WORK INSTRUCTIONS
Read the data and repeat all of it exactly.

Excerpts from a figure dataset

————————

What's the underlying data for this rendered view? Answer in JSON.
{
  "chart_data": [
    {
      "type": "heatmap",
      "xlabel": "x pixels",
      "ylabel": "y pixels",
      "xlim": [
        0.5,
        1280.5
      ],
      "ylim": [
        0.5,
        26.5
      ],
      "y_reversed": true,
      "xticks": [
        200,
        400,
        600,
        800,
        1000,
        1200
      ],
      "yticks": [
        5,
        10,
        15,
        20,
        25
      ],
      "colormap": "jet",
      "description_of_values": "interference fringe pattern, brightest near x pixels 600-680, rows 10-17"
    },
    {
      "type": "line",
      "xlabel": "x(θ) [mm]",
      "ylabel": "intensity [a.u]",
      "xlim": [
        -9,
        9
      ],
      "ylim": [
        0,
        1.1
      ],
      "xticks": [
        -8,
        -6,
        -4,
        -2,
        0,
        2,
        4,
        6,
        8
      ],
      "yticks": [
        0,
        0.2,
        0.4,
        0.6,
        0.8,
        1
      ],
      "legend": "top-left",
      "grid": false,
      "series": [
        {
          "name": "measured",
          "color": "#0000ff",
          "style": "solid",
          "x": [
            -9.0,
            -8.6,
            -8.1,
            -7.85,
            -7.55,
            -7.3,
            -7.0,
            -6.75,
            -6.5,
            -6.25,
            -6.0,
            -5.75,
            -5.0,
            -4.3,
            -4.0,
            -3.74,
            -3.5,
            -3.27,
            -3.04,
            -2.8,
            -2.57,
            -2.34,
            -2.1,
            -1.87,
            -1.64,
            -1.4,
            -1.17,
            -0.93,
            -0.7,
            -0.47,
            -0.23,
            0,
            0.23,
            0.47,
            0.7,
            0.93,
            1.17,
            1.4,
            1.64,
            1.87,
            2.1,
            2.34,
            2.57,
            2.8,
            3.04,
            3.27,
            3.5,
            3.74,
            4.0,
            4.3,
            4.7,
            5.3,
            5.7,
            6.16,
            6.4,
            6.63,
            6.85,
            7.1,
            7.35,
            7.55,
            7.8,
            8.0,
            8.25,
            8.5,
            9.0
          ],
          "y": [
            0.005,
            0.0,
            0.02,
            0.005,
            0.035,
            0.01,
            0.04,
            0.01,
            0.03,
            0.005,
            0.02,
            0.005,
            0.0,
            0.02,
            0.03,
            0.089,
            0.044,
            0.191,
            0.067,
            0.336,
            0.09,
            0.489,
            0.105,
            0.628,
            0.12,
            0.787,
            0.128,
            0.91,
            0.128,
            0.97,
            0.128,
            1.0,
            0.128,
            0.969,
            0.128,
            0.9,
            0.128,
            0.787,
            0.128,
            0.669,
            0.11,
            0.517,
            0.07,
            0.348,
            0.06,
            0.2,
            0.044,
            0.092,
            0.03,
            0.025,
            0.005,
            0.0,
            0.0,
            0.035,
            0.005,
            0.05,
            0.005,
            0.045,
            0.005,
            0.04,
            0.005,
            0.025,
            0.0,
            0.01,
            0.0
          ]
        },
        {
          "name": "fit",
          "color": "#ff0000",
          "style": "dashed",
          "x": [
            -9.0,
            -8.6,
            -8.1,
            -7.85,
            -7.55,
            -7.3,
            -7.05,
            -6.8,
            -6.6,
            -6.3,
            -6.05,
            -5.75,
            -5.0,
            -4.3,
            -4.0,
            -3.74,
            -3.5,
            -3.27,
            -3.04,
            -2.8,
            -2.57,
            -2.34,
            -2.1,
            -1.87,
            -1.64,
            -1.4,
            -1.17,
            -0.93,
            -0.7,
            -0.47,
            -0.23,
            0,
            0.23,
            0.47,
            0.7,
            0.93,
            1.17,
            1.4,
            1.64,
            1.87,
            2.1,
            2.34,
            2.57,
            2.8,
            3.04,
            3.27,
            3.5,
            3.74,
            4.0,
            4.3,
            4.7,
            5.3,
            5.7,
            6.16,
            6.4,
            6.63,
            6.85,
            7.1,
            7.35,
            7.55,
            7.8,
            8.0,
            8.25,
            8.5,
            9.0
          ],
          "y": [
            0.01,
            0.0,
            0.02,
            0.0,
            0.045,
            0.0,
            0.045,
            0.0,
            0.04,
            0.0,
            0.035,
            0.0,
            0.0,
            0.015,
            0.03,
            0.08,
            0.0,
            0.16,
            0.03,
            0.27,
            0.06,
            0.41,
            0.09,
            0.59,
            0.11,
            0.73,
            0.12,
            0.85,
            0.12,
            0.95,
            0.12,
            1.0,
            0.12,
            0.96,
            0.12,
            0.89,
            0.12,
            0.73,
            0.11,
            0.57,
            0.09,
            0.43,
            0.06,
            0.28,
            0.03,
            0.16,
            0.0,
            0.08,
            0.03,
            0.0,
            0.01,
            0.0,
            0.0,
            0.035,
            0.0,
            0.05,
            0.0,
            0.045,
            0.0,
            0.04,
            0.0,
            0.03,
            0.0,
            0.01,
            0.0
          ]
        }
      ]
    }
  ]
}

————————

TASK ANSWER
What's the underlying data for this rendered view? Answer in JSON.
{
  "chart_data": [
    {
      "type": "heatmap",
      "xlabel": "x pixels",
      "ylabel": "y pixels",
      "xlim": [
        0.5,
        1280.5
      ],
      "ylim": [
        0.5,
        26.5
      ],
      "y_reversed": true,
      "xticks": [
        200,
        400,
        600,
        800,
        1000,
        1200
      ],
      "yticks": [
        5,
        10,
        15,
        20,
        25
      ],
      "colormap": "jet",
      "description_of_values": "interference fringe pattern, brightest near x pixels 600-680, rows 10-17"
    },
    {
      "type": "line",
      "xlabel": "x(θ) [mm]",
      "ylabel": "intensity [a.u]",
      "xlim": [
        -9,
        9
      ],
      "ylim": [
        0,
        1.1
      ],
      "xticks": [
        -8,
        -6,
        -4,
        -2,
        0,
        2,
        4,
        6,
        8
      ],
      "yticks": [
        0,
        0.2,
        0.4,
        0.6,
        0.8,
        1
      ],
      "legend": "top-left",
      "grid": false,
      "series": [
        {
          "name": "measured",
          "color": "#0000ff",
          "style": "solid",
          "x": [
            -9.0,
            -8.6,
            -8.1,
            -7.85,
            -7.55,
            -7.3,
            -7.0,
            -6.75,
            -6.5,
            -6.25,
            -6.0,
            -5.75,
            -5.0,
            -4.3,
            -4.0,
            -3.74,
            -3.5,
            -3.27,
            -3.04,
            -2.8,
            -2.57,
            -2.34,
            -2.1,
            -1.87,
            -1.64,
            -1.4,
            -1.17,
            -0.93,
            -0.7,
            -0.47,
            -0.23,
            0,
            0.23,
            0.47,
            0.7,
            0.93,
            1.17,
            1.4,
            1.64,
            1.87,
            2.1,
            2.34,
            2.57,
            2.8,
            3.04,
            3.27,
            3.5,
            3.74,
            4.0,
            4.3,
            4.7,
            5.3,
            5.7,
            6.16,
            6.4,
            6.63,
            6.85,
            7.1,
            7.35,
            7.55,
            7.8,
            8.0,
            8.25,
            8.5,
            9.0
          ],
          "y": [
            0.005,
            0.0,
            0.02,
            0.005,
            0.035,
            0.01,
            0.04,
            0.01,
            0.03,
            0.005,
            0.02,
            0.005,
            0.0,
            0.02,
            0.03,
            0.089,
            0.044,
            0.191,
            0.067,
            0.336,
            0.09,
            0.489,
            0.105,
            0.628,
            0.12,
            0.787,
            0.128,
            0.91,
            0.128,
            0.97,
            0.128,
            1.0,
            0.128,
            0.969,
            0.128,
            0.9,
            0.128,
            0.787,
            0.128,
            0.669,
            0.11,
            0.517,
            0.07,
            0.348,
            0.06,
            0.2,
            0.044,
            0.092,
            0.03,
            0.025,
            0.005,
            0.0,
            0.0,
            0.035,
            0.005,
            0.05,
            0.005,
            0.045,
            0.005,
            0.04,
            0.005,
            0.025,
            0.0,
            0.01,
            0.0
          ]
        },
        {
          "name": "fit",
          "color": "#ff0000",
          "style": "dashed",
          "x": [
            -9.0,
            -8.6,
            -8.1,
            -7.85,
            -7.55,
            -7.3,
            -7.05,
            -6.8,
            -6.6,
            -6.3,
            -6.05,
            -5.75,
            -5.0,
            -4.3,
            -4.0,
            -3.74,
            -3.5,
            -3.27,
            -3.04,
            -2.8,
            -2.57,
            -2.34,
            -2.1,
            -1.87,
            -1.64,
            -1.4,
            -1.17,
            -0.93,
            -0.7,
            -0.47,
            -0.23,
            0,
            0.23,
            0.47,
            0.7,
            0.93,
            1.17,
            1.4,
            1.64,
            1.87,
            2.1,
            2.34,
            2.57,
            2.8,
            3.04,
            3.27,
            3.5,
            3.74,
            4.0,
            4.3,
            4.7,
            5.3,
            5.7,
            6.16,
            6.4,
            6.63,
            6.85,
            7.1,
            7.35,
            7.55,
            7.8,
            8.0,
            8.25,
            8.5,
            9.0
          ],
          "y": [
            0.01,
            0.0,
            0.02,
            0.0,
            0.045,
            0.0,
            0.045,
            0.0,
            0.04,
            0.0,
            0.035,
            0.0,
            0.0,
            0.015,
            0.03,
            0.08,
            0.0,
            0.16,
            0.03,
            0.27,
            0.06,
            0.41,
            0.09,
            0.59,
            0.11,
            0.73,
            0.12,
            0.85,
            0.12,
            0.95,
            0.12,
            1.0,
            0.12,
            0.96,
            0.12,
            0.89,
            0.12,
            0.73,
            0.11,
            0.57,
            0.09,
            0.43,
            0.06,
            0.28,
            0.03,
            0.16,
            0.0,
            0.08,
            0.03,
            0.0,
            0.01,
            0.0,
            0.0,
            0.035,
            0.0,
            0.05,
            0.0,
            0.045,
            0.0,
            0.04,
            0.0,
            0.03,
            0.0,
            0.01,
            0.0
          ]
        }
      ]
    }
  ]
}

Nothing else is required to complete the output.